=== Information shown ===

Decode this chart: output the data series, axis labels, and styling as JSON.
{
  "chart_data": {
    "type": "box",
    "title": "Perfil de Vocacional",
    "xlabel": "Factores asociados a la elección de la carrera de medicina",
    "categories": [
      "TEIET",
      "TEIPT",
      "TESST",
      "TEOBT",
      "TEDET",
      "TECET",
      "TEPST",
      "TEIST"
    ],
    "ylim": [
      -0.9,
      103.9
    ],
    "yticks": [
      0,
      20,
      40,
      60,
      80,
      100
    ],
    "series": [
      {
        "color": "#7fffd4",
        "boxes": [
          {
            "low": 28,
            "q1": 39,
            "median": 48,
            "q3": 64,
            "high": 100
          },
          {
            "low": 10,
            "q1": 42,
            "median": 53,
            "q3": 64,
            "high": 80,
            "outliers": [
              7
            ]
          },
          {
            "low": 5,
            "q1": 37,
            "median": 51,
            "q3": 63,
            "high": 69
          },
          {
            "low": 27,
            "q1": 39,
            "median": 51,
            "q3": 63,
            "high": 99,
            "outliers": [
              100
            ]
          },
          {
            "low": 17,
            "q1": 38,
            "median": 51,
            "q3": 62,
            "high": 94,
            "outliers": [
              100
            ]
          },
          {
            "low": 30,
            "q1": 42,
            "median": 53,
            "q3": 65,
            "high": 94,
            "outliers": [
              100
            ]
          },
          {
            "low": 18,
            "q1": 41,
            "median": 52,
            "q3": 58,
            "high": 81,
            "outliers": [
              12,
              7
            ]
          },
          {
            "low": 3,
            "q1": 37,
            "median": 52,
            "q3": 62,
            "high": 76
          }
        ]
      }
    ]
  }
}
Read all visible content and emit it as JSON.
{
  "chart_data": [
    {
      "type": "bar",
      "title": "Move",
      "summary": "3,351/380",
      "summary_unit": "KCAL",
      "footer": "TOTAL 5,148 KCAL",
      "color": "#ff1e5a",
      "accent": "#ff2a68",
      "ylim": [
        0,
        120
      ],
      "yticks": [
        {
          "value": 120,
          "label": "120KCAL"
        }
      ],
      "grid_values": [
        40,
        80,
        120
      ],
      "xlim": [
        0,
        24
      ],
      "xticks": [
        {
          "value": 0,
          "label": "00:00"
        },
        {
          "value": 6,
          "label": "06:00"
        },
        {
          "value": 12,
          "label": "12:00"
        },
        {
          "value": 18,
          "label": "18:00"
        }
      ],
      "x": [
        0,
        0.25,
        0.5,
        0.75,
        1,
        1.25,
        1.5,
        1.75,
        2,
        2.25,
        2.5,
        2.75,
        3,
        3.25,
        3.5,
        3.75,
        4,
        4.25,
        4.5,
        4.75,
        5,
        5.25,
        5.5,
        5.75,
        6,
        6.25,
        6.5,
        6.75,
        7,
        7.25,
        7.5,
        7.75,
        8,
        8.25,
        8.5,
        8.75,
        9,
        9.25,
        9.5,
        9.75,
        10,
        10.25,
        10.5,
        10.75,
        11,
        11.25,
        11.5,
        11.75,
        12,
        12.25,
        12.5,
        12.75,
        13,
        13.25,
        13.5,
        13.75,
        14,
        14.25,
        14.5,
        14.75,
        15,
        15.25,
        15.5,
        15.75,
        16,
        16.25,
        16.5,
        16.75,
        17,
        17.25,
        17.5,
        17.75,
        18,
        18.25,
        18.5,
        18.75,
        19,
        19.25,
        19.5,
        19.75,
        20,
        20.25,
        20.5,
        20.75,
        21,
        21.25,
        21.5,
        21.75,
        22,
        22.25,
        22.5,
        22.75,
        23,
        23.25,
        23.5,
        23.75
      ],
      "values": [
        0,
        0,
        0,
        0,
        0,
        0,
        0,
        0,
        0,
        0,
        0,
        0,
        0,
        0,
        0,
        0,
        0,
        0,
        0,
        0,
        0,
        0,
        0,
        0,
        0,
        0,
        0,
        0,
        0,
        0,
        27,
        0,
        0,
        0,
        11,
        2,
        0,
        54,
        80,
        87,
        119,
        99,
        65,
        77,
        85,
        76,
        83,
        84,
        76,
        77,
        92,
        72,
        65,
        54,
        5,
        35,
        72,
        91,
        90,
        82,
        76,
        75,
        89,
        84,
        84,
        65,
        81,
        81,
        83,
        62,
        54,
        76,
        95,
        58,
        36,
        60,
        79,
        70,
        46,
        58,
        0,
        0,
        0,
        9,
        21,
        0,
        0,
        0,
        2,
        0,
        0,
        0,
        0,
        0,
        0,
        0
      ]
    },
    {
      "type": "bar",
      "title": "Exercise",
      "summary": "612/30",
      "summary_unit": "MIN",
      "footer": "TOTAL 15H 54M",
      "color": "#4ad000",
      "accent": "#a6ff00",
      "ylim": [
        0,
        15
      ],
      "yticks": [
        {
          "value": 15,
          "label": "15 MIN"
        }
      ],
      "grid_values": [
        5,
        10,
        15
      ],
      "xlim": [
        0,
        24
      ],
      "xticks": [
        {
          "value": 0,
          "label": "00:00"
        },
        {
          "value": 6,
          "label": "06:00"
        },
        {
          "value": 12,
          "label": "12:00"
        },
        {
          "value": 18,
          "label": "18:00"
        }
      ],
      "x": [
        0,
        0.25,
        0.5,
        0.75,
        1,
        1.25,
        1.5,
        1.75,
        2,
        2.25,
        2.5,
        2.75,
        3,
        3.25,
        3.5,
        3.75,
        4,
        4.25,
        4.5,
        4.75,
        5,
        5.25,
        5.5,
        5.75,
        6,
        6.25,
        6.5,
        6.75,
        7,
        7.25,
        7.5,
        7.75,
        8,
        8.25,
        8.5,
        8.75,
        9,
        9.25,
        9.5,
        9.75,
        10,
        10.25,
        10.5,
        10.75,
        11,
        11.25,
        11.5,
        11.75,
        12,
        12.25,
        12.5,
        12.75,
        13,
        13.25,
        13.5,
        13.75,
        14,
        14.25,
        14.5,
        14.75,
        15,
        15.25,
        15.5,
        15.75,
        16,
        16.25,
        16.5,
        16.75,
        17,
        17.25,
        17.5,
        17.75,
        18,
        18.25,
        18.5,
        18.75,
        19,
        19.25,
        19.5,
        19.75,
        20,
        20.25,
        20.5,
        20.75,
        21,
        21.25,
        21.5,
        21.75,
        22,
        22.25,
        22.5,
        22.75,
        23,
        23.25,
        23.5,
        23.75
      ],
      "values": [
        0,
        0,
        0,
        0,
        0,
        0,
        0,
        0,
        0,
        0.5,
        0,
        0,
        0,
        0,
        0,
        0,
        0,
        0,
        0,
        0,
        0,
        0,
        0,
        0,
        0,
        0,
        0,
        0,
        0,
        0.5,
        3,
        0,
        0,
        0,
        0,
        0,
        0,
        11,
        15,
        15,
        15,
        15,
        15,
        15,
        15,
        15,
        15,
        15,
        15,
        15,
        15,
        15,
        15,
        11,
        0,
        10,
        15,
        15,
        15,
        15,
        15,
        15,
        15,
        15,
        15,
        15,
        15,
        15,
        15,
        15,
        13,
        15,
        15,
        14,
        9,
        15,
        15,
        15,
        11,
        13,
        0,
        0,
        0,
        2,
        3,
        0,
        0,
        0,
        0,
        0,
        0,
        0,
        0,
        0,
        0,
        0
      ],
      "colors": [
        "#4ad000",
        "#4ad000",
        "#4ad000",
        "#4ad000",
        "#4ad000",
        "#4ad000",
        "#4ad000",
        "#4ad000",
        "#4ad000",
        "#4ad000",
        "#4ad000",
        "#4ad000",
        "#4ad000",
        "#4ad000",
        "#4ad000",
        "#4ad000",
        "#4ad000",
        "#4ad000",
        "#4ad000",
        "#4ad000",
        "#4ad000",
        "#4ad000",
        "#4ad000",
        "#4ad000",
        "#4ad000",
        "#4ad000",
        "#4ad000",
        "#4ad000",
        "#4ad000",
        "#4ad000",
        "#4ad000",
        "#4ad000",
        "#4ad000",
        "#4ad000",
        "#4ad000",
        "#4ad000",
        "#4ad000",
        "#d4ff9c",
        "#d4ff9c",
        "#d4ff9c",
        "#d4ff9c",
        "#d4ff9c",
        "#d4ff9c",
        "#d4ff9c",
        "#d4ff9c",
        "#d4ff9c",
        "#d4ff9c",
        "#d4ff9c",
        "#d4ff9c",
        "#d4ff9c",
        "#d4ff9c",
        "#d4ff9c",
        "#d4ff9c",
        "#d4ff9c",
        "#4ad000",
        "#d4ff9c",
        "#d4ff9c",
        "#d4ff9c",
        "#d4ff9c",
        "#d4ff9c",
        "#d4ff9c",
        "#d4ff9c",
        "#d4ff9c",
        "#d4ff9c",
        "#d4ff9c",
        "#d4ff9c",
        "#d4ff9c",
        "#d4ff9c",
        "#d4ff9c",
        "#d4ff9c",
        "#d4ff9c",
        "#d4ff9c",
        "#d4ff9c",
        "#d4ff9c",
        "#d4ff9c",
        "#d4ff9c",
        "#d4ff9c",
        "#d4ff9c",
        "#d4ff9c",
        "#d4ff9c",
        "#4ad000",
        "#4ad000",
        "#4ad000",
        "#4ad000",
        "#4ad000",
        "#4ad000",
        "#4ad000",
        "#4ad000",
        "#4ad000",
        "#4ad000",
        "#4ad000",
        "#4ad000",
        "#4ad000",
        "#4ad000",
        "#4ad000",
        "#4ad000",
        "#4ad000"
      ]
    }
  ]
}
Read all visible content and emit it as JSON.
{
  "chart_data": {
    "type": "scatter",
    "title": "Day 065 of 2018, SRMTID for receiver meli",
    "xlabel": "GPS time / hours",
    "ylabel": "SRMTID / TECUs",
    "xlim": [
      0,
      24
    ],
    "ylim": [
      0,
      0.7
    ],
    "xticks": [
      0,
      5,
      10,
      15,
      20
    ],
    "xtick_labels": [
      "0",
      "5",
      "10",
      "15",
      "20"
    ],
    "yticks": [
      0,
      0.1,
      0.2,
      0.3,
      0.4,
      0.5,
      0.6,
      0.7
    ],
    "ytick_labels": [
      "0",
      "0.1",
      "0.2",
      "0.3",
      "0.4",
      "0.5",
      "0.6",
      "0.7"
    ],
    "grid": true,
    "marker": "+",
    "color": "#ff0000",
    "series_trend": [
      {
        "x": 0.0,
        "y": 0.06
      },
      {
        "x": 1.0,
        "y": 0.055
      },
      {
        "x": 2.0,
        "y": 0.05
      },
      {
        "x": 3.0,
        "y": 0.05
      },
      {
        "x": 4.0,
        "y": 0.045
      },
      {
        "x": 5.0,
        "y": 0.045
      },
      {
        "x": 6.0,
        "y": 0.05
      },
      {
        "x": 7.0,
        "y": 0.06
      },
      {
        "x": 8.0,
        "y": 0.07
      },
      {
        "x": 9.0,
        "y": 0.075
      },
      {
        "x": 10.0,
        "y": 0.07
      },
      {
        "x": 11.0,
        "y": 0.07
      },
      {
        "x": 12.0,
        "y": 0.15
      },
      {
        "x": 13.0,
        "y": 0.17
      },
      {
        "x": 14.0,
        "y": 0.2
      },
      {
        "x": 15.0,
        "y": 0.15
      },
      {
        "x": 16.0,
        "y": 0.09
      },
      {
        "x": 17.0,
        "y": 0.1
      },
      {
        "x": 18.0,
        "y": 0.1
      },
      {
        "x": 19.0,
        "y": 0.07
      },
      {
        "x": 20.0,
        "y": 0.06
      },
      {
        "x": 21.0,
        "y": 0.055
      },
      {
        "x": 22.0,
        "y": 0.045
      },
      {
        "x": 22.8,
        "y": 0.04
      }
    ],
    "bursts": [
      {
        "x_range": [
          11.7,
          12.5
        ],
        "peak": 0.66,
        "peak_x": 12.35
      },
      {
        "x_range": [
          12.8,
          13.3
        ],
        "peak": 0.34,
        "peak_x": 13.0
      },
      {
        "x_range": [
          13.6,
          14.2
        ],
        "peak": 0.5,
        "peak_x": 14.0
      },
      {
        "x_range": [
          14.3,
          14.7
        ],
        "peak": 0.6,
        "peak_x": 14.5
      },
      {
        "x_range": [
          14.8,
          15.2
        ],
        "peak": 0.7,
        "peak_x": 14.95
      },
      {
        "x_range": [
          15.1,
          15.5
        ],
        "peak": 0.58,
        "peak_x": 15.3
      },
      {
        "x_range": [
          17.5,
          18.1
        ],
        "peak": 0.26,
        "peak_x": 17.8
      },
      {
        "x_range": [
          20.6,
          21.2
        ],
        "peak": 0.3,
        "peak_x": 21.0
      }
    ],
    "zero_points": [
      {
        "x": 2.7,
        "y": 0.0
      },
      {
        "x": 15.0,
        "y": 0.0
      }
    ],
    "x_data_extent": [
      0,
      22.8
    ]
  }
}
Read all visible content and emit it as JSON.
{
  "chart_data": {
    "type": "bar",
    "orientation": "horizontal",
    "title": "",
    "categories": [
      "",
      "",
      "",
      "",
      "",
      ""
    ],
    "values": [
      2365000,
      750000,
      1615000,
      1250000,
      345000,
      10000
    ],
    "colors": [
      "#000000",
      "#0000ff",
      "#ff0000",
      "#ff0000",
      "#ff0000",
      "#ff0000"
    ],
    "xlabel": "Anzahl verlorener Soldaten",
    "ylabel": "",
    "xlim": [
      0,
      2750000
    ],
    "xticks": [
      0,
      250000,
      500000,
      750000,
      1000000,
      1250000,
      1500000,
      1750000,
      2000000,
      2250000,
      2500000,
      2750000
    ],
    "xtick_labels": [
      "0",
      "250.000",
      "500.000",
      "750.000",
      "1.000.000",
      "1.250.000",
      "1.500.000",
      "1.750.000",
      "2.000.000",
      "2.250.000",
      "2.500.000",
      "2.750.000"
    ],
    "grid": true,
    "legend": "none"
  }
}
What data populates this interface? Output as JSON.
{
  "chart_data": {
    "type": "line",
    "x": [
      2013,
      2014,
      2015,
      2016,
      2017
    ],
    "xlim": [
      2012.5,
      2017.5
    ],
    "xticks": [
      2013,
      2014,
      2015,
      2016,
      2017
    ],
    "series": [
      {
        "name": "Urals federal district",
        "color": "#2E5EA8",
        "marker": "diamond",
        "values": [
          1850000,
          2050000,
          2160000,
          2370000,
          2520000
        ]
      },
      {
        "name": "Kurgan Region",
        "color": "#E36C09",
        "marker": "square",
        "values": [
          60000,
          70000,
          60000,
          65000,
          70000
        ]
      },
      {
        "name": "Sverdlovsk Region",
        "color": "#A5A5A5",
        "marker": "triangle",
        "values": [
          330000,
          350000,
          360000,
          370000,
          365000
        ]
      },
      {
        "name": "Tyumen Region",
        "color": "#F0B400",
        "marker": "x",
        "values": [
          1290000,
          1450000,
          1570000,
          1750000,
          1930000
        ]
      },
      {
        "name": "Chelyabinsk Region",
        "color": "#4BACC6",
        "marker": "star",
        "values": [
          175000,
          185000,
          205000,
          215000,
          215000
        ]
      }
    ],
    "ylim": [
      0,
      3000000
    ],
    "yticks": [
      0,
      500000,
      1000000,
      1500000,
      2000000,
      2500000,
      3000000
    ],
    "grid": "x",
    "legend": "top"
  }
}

===

**The request:** Scan the material above for the string "type" and return the lines that hold it.

**Right answer:**
    "type": "box",
      "type": "bar",
      "type": "bar",
    "type": "scatter",
    "type": "bar",
    "type": "line",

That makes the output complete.